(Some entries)
::::::::::

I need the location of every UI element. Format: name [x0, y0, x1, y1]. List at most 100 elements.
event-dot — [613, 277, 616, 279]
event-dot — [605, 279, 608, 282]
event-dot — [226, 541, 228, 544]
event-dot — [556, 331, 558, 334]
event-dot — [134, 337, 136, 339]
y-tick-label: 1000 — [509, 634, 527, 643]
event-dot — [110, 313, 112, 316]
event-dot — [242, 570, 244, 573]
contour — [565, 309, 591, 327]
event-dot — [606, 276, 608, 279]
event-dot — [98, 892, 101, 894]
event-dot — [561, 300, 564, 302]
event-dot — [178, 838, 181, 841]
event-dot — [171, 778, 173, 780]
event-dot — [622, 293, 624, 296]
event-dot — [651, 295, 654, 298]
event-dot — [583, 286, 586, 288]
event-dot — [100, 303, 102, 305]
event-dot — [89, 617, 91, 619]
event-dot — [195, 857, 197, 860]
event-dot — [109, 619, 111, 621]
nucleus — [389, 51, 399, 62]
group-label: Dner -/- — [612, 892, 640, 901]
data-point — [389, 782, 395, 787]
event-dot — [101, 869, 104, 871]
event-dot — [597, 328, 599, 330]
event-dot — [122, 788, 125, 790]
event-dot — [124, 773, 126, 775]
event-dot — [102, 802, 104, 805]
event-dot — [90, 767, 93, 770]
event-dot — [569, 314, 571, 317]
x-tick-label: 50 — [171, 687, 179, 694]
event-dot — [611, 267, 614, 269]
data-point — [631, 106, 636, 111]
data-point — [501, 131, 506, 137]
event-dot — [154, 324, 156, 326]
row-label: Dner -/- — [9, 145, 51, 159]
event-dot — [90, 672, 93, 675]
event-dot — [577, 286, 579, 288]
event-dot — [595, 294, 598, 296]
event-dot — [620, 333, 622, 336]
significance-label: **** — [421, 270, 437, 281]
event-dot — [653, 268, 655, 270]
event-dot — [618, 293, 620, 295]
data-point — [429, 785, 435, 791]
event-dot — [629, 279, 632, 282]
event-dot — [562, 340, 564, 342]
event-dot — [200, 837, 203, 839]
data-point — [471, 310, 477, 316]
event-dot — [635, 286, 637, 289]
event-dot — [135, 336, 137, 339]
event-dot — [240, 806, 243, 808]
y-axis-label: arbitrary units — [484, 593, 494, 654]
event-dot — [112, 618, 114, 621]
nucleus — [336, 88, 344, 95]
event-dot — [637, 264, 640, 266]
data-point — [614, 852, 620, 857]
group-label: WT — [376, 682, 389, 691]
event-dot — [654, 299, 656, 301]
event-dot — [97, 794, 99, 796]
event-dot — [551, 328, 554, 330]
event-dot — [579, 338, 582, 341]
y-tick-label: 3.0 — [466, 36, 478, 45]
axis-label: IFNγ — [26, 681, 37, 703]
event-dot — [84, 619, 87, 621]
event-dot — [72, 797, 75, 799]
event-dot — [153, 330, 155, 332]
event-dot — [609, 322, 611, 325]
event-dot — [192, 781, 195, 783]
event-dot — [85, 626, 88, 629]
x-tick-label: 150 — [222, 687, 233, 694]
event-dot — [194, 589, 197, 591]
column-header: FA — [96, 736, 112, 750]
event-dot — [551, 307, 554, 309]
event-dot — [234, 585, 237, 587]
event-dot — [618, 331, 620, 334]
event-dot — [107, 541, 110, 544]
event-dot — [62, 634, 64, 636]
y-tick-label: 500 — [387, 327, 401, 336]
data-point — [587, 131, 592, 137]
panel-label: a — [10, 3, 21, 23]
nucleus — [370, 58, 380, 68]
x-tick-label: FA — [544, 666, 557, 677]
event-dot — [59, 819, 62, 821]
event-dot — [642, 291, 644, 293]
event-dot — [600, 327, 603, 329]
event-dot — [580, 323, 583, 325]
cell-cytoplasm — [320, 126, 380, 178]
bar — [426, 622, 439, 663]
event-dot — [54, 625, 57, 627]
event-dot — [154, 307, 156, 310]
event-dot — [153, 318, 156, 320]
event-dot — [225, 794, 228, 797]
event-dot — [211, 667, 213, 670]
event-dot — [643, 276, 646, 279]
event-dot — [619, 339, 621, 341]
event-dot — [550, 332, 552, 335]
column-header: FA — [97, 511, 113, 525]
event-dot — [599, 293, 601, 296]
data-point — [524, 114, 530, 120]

::::::::::

■ Short problem:
Copy the entries verbatim, from the first line through the line containing "event-dot — [240, 806, 243, 808]", including both.

■ Exercise result:
I need the location of every UI element. Format: name [x0, y0, x1, y1]. List at most 100 elements.
event-dot — [613, 277, 616, 279]
event-dot — [605, 279, 608, 282]
event-dot — [226, 541, 228, 544]
event-dot — [556, 331, 558, 334]
event-dot — [134, 337, 136, 339]
y-tick-label: 1000 — [509, 634, 527, 643]
event-dot — [110, 313, 112, 316]
event-dot — [242, 570, 244, 573]
contour — [565, 309, 591, 327]
event-dot — [606, 276, 608, 279]
event-dot — [98, 892, 101, 894]
event-dot — [561, 300, 564, 302]
event-dot — [178, 838, 181, 841]
event-dot — [171, 778, 173, 780]
event-dot — [622, 293, 624, 296]
event-dot — [651, 295, 654, 298]
event-dot — [583, 286, 586, 288]
event-dot — [100, 303, 102, 305]
event-dot — [89, 617, 91, 619]
event-dot — [195, 857, 197, 860]
event-dot — [109, 619, 111, 621]
nucleus — [389, 51, 399, 62]
group-label: Dner -/- — [612, 892, 640, 901]
data-point — [389, 782, 395, 787]
event-dot — [101, 869, 104, 871]
event-dot — [597, 328, 599, 330]
event-dot — [122, 788, 125, 790]
event-dot — [124, 773, 126, 775]
event-dot — [102, 802, 104, 805]
event-dot — [90, 767, 93, 770]
event-dot — [569, 314, 571, 317]
x-tick-label: 50 — [171, 687, 179, 694]
event-dot — [611, 267, 614, 269]
data-point — [631, 106, 636, 111]
data-point — [501, 131, 506, 137]
event-dot — [154, 324, 156, 326]
row-label: Dner -/- — [9, 145, 51, 159]
event-dot — [90, 672, 93, 675]
event-dot — [577, 286, 579, 288]
event-dot — [595, 294, 598, 296]
event-dot — [620, 333, 622, 336]
significance-label: **** — [421, 270, 437, 281]
event-dot — [653, 268, 655, 270]
event-dot — [618, 293, 620, 295]
data-point — [429, 785, 435, 791]
event-dot — [629, 279, 632, 282]
event-dot — [562, 340, 564, 342]
event-dot — [200, 837, 203, 839]
data-point — [471, 310, 477, 316]
event-dot — [635, 286, 637, 289]
event-dot — [135, 336, 137, 339]
event-dot — [240, 806, 243, 808]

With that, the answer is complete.